■ MATERIAL TO PROCESS
────────

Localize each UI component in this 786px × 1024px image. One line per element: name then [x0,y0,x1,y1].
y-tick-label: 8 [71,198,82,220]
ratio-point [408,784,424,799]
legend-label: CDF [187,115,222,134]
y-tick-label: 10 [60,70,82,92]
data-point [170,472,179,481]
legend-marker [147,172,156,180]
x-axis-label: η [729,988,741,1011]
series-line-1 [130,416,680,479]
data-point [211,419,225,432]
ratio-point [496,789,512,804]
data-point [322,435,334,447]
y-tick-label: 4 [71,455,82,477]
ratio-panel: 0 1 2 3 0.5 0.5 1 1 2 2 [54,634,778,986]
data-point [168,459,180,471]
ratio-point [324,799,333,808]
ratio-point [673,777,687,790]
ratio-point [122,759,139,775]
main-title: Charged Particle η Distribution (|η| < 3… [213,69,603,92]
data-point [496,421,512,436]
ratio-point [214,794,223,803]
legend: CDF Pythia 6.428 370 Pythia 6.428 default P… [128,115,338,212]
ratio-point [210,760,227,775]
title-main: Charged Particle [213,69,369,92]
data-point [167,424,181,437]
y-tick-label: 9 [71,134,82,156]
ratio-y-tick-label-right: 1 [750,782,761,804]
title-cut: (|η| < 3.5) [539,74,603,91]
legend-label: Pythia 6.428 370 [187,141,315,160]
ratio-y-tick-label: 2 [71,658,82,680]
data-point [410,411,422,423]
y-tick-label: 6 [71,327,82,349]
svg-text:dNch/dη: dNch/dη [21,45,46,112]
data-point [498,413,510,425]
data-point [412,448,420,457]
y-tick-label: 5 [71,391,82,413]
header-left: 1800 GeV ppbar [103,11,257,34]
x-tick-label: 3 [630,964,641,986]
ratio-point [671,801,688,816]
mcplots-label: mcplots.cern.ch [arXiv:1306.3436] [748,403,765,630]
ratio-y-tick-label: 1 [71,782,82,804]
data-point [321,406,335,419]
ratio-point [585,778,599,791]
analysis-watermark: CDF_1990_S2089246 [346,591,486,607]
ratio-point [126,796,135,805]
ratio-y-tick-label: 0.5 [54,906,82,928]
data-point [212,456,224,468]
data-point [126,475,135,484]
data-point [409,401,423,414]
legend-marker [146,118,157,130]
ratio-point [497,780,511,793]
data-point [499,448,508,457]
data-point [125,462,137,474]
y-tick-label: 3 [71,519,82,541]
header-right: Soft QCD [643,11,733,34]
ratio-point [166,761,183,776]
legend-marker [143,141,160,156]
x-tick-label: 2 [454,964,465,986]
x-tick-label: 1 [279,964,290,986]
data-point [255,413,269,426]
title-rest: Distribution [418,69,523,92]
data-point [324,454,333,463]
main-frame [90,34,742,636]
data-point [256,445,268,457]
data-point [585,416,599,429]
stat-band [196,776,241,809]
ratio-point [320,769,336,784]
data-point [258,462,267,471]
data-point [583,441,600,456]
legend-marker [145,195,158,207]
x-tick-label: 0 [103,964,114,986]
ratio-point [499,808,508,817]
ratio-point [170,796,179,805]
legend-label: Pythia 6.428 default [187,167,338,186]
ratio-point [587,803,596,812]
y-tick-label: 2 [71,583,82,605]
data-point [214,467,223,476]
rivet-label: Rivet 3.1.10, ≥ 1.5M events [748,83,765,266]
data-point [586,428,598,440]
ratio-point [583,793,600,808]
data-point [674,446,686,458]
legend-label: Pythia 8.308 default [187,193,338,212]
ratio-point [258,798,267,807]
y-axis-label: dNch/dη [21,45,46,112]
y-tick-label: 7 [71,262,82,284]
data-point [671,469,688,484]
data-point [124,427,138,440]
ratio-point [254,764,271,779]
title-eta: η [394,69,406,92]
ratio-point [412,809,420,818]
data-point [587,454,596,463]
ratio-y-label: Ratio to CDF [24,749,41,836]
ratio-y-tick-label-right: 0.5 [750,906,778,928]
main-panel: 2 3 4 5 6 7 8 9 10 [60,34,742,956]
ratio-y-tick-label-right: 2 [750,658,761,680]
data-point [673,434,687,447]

────────

■ THE REQUEST
Present all of the rows above as a numbered list, omitting any blank lines.

■ PROBLEM SOLUTION
1. Localize each UI component in this 786px × 1024px image. One line per element: name then [x0,y0,x1,y1].
2. y-tick-label: 8 [71,198,82,220]
3. ratio-point [408,784,424,799]
4. legend-label: CDF [187,115,222,134]
5. y-tick-label: 10 [60,70,82,92]
6. data-point [170,472,179,481]
7. legend-marker [147,172,156,180]
8. x-axis-label: η [729,988,741,1011]
9. series-line-1 [130,416,680,479]
10. data-point [211,419,225,432]
11. ratio-point [496,789,512,804]
12. data-point [322,435,334,447]
13. y-tick-label: 4 [71,455,82,477]
14. ratio-panel: 0 1 2 3 0.5 0.5 1 1 2 2 [54,634,778,986]
15. data-point [168,459,180,471]
16. ratio-point [324,799,333,808]
17. ratio-point [673,777,687,790]
18. ratio-point [122,759,139,775]
19. main-title: Charged Particle η Distribution (|η| < 3… [213,69,603,92]
20. data-point [496,421,512,436]
21. ratio-point [214,794,223,803]
22. legend: CDF Pythia 6.428 370 Pythia 6.428 default P… [128,115,338,212]
23. ratio-point [210,760,227,775]
24. title-main: Charged Particle [213,69,369,92]
25. data-point [167,424,181,437]
26. y-tick-label: 9 [71,134,82,156]
27. ratio-y-tick-label-right: 1 [750,782,761,804]
28. title-cut: (|η| < 3.5) [539,74,603,91]
29. legend-label: Pythia 6.428 370 [187,141,315,160]
30. ratio-y-tick-label: 2 [71,658,82,680]
31. data-point [410,411,422,423]
32. y-tick-label: 6 [71,327,82,349]
33. svg-text:dNch/dη: dNch/dη [21,45,46,112]
34. data-point [498,413,510,425]
35. data-point [412,448,420,457]
36. y-tick-label: 5 [71,391,82,413]
37. header-left: 1800 GeV ppbar [103,11,257,34]
38. x-tick-label: 3 [630,964,641,986]
39. ratio-point [671,801,688,816]
40. mcplots-label: mcplots.cern.ch [arXiv:1306.3436] [748,403,765,630]
41. ratio-y-tick-label: 1 [71,782,82,804]
42. data-point [321,406,335,419]
43. ratio-point [585,778,599,791]
44. analysis-watermark: CDF_1990_S2089246 [346,591,486,607]
45. ratio-point [126,796,135,805]
46. ratio-y-tick-label: 0.5 [54,906,82,928]
47. data-point [212,456,224,468]
48. data-point [126,475,135,484]
49. data-point [409,401,423,414]
50. legend-marker [146,118,157,130]
51. ratio-point [497,780,511,793]
52. data-point [499,448,508,457]
53. data-point [125,462,137,474]
54. y-tick-label: 3 [71,519,82,541]
55. header-right: Soft QCD [643,11,733,34]
56. ratio-point [166,761,183,776]
57. legend-marker [143,141,160,156]
58. x-tick-label: 2 [454,964,465,986]
59. x-tick-label: 1 [279,964,290,986]
60. data-point [255,413,269,426]
61. title-rest: Distribution [418,69,523,92]
62. data-point [324,454,333,463]
63. main-frame [90,34,742,636]
64. data-point [256,445,268,457]
65. data-point [585,416,599,429]
66. stat-band [196,776,241,809]
67. ratio-point [320,769,336,784]
68. data-point [258,462,267,471]
69. data-point [583,441,600,456]
70. legend-marker [145,195,158,207]
71. x-tick-label: 0 [103,964,114,986]
72. ratio-point [499,808,508,817]
73. ratio-point [170,796,179,805]
74. legend-label: Pythia 6.428 default [187,167,338,186]
75. ratio-point [587,803,596,812]
76. y-tick-label: 2 [71,583,82,605]
77. data-point [214,467,223,476]
78. rivet-label: Rivet 3.1.10, ≥ 1.5M events [748,83,765,266]
79. data-point [586,428,598,440]
80. ratio-point [583,793,600,808]
81. data-point [674,446,686,458]
82. legend-label: Pythia 8.308 default [187,193,338,212]
83. ratio-point [258,798,267,807]
84. y-axis-label: dNch/dη [21,45,46,112]
85. y-tick-label: 7 [71,262,82,284]
86. data-point [671,469,688,484]
87. data-point [124,427,138,440]
88. ratio-point [254,764,271,779]
89. title-eta: η [394,69,406,92]
90. ratio-point [412,809,420,818]
91. data-point [587,454,596,463]
92. ratio-y-label: Ratio to CDF [24,749,41,836]
93. ratio-y-tick-label-right: 0.5 [750,906,778,928]
94. main-panel: 2 3 4 5 6 7 8 9 10 [60,34,742,956]
95. ratio-y-tick-label-right: 2 [750,658,761,680]
96. data-point [673,434,687,447]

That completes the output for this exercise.